» Problem requirements
Each entry below must be repeated exactly, with pictures left out.
○ ○ ○ ○ ○ ○ ○
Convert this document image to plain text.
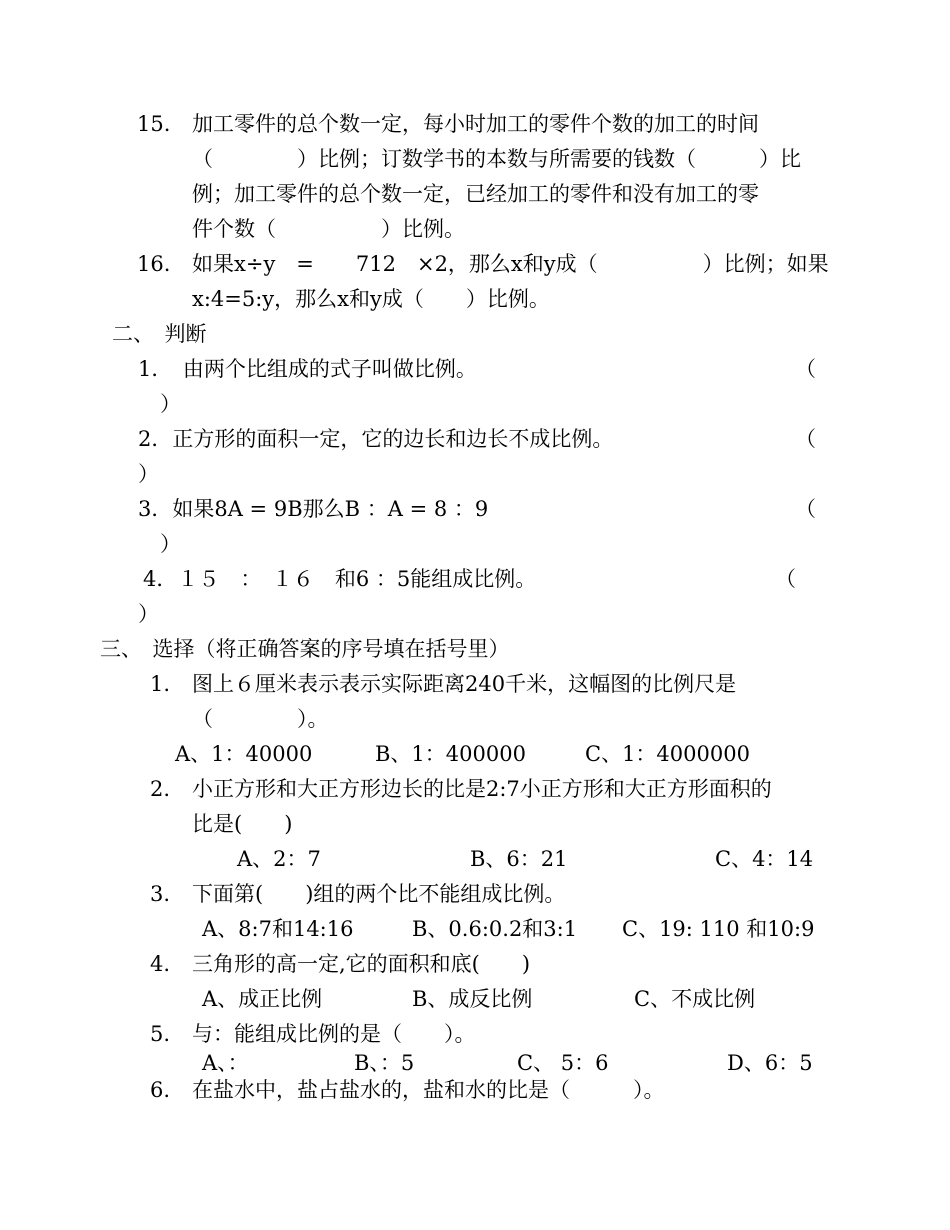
15. 加工零件的总个数一定，每小时加工的零件个数的加工的时间
（　　　　）比例；订数学书的本数与所需要的钱数（　　　）比
例；加工零件的总个数一定，已经加工的零件和没有加工的零
件个数（　　　　　）比例。
16. 如果x÷y　=　　712　×2，那么x和y成（　　　　　）比例；如果
x:4=5:y，那么x和y成（　　）比例。
二、　判断
1．　由两个比组成的式子叫做比例。	（
）
2．正方形的面积一定，它的边长和边长不成比例。	（
）
3．如果8A = 9B那么B ：A = 8 ：9	（
）
4．１５　：　１６　和6 ：5能组成比例。	（
）
三、　选择（将正确答案的序号填在括号里）
1. 图上６厘米表示表示实际距离240千米，这幅图的比例尺是
（　　　　）。
A、1：40000	B、1：400000	C、1：4000000
2. 小正方形和大正方形边长的比是2:7小正方形和大正方形面积的
比是(　　)
A、2：7	B、6：21	C、4：14
3. 下面第(　　)组的两个比不能组成比例。
A、8:7和14:16	B、0.6:0.2和3:1 C、19: 110 和10:9
4. 三角形的高一定,它的面积和底(　　)
A、成正比例	B、成反比例	C、不成比例
5. 与：能组成比例的是（　　）。
A、：	B、：5	C、 5：6	D、6：5
6. 在盐水中，盐占盐水的，盐和水的比是（　　　）。
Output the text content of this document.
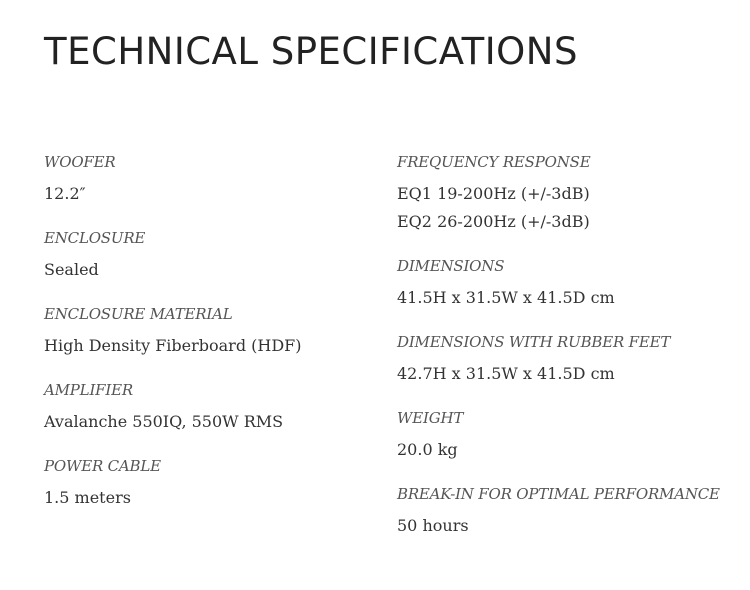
TECHNICAL SPECIFICATIONS
WOOFER
12.2″
ENCLOSURE
Sealed
ENCLOSURE MATERIAL
High Density Fiberboard (HDF)
AMPLIFIER
Avalanche 550IQ, 550W RMS
POWER CABLE
1.5 meters
FREQUENCY RESPONSE
EQ1 19-200Hz (+/-3dB)
EQ2 26-200Hz (+/-3dB)
DIMENSIONS
41.5H x 31.5W x 41.5D cm
DIMENSIONS WITH RUBBER FEET
42.7H x 31.5W x 41.5D cm
WEIGHT
20.0 kg
BREAK-IN FOR OPTIMAL PERFORMANCE
50 hours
○ ○ ○ ○ ○ ○ ○
» Exercise solution
Convert this document image to plain text.
15. 加工零件的总个数一定，每小时加工的零件个数的加工的时间
（　　　　）比例；订数学书的本数与所需要的钱数（　　　）比
例；加工零件的总个数一定，已经加工的零件和没有加工的零
件个数（　　　　　）比例。
16. 如果x÷y　=　　712　×2，那么x和y成（　　　　　）比例；如果
x:4=5:y，那么x和y成（　　）比例。
二、　判断
1．　由两个比组成的式子叫做比例。	（
）
2．正方形的面积一定，它的边长和边长不成比例。	（
）
3．如果8A = 9B那么B ：A = 8 ：9	（
）
4．１５　：　１６　和6 ：5能组成比例。	（
）
三、　选择（将正确答案的序号填在括号里）
1. 图上６厘米表示表示实际距离240千米，这幅图的比例尺是
（　　　　）。
A、1：40000	B、1：400000	C、1：4000000
2. 小正方形和大正方形边长的比是2:7小正方形和大正方形面积的
比是(　　)
A、2：7	B、6：21	C、4：14
3. 下面第(　　)组的两个比不能组成比例。
A、8:7和14:16	B、0.6:0.2和3:1 C、19: 110 和10:9
4. 三角形的高一定,它的面积和底(　　)
A、成正比例	B、成反比例	C、不成比例
5. 与：能组成比例的是（　　）。
A、：	B、：5	C、 5：6	D、6：5
6. 在盐水中，盐占盐水的，盐和水的比是（　　　）。
Output the text content of this document.
TECHNICAL SPECIFICATIONS
WOOFER
12.2″
ENCLOSURE
Sealed
ENCLOSURE MATERIAL
High Density Fiberboard (HDF)
AMPLIFIER
Avalanche 550IQ, 550W RMS
POWER CABLE
1.5 meters
FREQUENCY RESPONSE
EQ1 19-200Hz (+/-3dB)
EQ2 26-200Hz (+/-3dB)
DIMENSIONS
41.5H x 31.5W x 41.5D cm
DIMENSIONS WITH RUBBER FEET
42.7H x 31.5W x 41.5D cm
WEIGHT
20.0 kg
BREAK-IN FOR OPTIMAL PERFORMANCE
50 hours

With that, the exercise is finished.